# Page content records:
⁂

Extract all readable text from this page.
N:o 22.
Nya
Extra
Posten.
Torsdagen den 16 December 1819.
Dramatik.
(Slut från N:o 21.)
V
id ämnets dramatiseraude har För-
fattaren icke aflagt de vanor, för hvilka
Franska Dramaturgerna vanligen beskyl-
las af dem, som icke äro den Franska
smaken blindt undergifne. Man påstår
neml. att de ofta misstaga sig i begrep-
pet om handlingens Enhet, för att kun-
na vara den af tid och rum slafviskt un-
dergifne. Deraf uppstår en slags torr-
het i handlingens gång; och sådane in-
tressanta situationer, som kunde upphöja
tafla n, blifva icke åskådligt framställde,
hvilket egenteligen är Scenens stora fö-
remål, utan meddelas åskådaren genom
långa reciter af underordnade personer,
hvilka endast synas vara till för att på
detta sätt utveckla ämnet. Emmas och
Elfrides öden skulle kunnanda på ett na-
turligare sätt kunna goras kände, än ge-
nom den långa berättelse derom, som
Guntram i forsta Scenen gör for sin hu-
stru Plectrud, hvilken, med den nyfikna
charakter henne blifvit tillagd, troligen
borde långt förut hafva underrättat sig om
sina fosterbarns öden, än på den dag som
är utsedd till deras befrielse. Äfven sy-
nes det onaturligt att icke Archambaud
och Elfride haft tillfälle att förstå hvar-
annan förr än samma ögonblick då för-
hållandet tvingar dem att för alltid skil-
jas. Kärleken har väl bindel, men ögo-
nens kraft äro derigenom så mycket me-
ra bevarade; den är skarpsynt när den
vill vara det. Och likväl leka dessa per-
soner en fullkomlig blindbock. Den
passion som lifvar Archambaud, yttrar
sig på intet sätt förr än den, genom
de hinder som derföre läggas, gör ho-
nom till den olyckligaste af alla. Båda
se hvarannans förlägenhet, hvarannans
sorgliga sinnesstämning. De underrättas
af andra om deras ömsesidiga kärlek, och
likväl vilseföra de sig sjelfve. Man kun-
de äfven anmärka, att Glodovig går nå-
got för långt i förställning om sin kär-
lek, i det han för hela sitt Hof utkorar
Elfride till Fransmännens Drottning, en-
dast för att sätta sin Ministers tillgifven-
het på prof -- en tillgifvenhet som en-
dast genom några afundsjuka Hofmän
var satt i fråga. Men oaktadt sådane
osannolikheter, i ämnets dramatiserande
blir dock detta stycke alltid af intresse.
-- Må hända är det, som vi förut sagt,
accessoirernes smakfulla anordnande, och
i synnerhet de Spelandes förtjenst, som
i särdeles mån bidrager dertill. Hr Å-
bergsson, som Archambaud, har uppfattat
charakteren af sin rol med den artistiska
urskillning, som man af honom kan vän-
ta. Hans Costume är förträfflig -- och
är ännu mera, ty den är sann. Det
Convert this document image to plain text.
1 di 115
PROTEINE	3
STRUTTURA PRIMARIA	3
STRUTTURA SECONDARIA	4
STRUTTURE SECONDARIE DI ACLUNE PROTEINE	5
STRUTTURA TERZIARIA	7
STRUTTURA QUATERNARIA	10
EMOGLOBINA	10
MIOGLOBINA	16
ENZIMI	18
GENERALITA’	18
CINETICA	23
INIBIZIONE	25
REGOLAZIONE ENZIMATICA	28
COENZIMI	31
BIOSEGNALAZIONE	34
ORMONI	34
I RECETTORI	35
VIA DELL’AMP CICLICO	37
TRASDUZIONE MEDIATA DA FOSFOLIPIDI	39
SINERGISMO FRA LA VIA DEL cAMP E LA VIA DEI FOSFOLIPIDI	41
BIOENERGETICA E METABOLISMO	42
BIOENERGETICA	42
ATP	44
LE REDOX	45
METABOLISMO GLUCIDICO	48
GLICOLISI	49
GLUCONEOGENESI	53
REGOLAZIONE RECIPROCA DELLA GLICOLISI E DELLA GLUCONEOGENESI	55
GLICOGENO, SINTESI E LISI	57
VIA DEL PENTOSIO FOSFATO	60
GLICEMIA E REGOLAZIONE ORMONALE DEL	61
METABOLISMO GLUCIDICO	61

⁂

# What is needed:
Every line of the data above should be copied exactly.

# Response:
Extract all readable text from this page.
N:o 22.
Nya
Extra
Posten.
Torsdagen den 16 December 1819.
Dramatik.
(Slut från N:o 21.)
V
id ämnets dramatiseraude har För-
fattaren icke aflagt de vanor, för hvilka
Franska Dramaturgerna vanligen beskyl-
las af dem, som icke äro den Franska
smaken blindt undergifne. Man påstår
neml. att de ofta misstaga sig i begrep-
pet om handlingens Enhet, för att kun-
na vara den af tid och rum slafviskt un-
dergifne. Deraf uppstår en slags torr-
het i handlingens gång; och sådane in-
tressanta situationer, som kunde upphöja
tafla n, blifva icke åskådligt framställde,
hvilket egenteligen är Scenens stora fö-
remål, utan meddelas åskådaren genom
långa reciter af underordnade personer,
hvilka endast synas vara till för att på
detta sätt utveckla ämnet. Emmas och
Elfrides öden skulle kunnanda på ett na-
turligare sätt kunna goras kände, än ge-
nom den långa berättelse derom, som
Guntram i forsta Scenen gör for sin hu-
stru Plectrud, hvilken, med den nyfikna
charakter henne blifvit tillagd, troligen
borde långt förut hafva underrättat sig om
sina fosterbarns öden, än på den dag som
är utsedd till deras befrielse. Äfven sy-
nes det onaturligt att icke Archambaud
och Elfride haft tillfälle att förstå hvar-
annan förr än samma ögonblick då för-
hållandet tvingar dem att för alltid skil-
jas. Kärleken har väl bindel, men ögo-
nens kraft äro derigenom så mycket me-
ra bevarade; den är skarpsynt när den
vill vara det. Och likväl leka dessa per-
soner en fullkomlig blindbock. Den
passion som lifvar Archambaud, yttrar
sig på intet sätt förr än den, genom
de hinder som derföre läggas, gör ho-
nom till den olyckligaste af alla. Båda
se hvarannans förlägenhet, hvarannans
sorgliga sinnesstämning. De underrättas
af andra om deras ömsesidiga kärlek, och
likväl vilseföra de sig sjelfve. Man kun-
de äfven anmärka, att Glodovig går nå-
got för långt i förställning om sin kär-
lek, i det han för hela sitt Hof utkorar
Elfride till Fransmännens Drottning, en-
dast för att sätta sin Ministers tillgifven-
het på prof -- en tillgifvenhet som en-
dast genom några afundsjuka Hofmän
var satt i fråga. Men oaktadt sådane
osannolikheter, i ämnets dramatiserande
blir dock detta stycke alltid af intresse.
-- Må hända är det, som vi förut sagt,
accessoirernes smakfulla anordnande, och
i synnerhet de Spelandes förtjenst, som
i särdeles mån bidrager dertill. Hr Å-
bergsson, som Archambaud, har uppfattat
charakteren af sin rol med den artistiska
urskillning, som man af honom kan vän-
ta. Hans Costume är förträfflig -- och
är ännu mera, ty den är sann. Det
Convert this document image to plain text.
1 di 115
PROTEINE	3
STRUTTURA PRIMARIA	3
STRUTTURA SECONDARIA	4
STRUTTURE SECONDARIE DI ACLUNE PROTEINE	5
STRUTTURA TERZIARIA	7
STRUTTURA QUATERNARIA	10
EMOGLOBINA	10
MIOGLOBINA	16
ENZIMI	18
GENERALITA’	18
CINETICA	23
INIBIZIONE	25
REGOLAZIONE ENZIMATICA	28
COENZIMI	31
BIOSEGNALAZIONE	34
ORMONI	34
I RECETTORI	35
VIA DELL’AMP CICLICO	37
TRASDUZIONE MEDIATA DA FOSFOLIPIDI	39
SINERGISMO FRA LA VIA DEL cAMP E LA VIA DEI FOSFOLIPIDI	41
BIOENERGETICA E METABOLISMO	42
BIOENERGETICA	42
ATP	44
LE REDOX	45
METABOLISMO GLUCIDICO	48
GLICOLISI	49
GLUCONEOGENESI	53
REGOLAZIONE RECIPROCA DELLA GLICOLISI E DELLA GLUCONEOGENESI	55
GLICOGENO, SINTESI E LISI	57
VIA DEL PENTOSIO FOSFATO	60
GLICEMIA E REGOLAZIONE ORMONALE DEL	61
METABOLISMO GLUCIDICO	61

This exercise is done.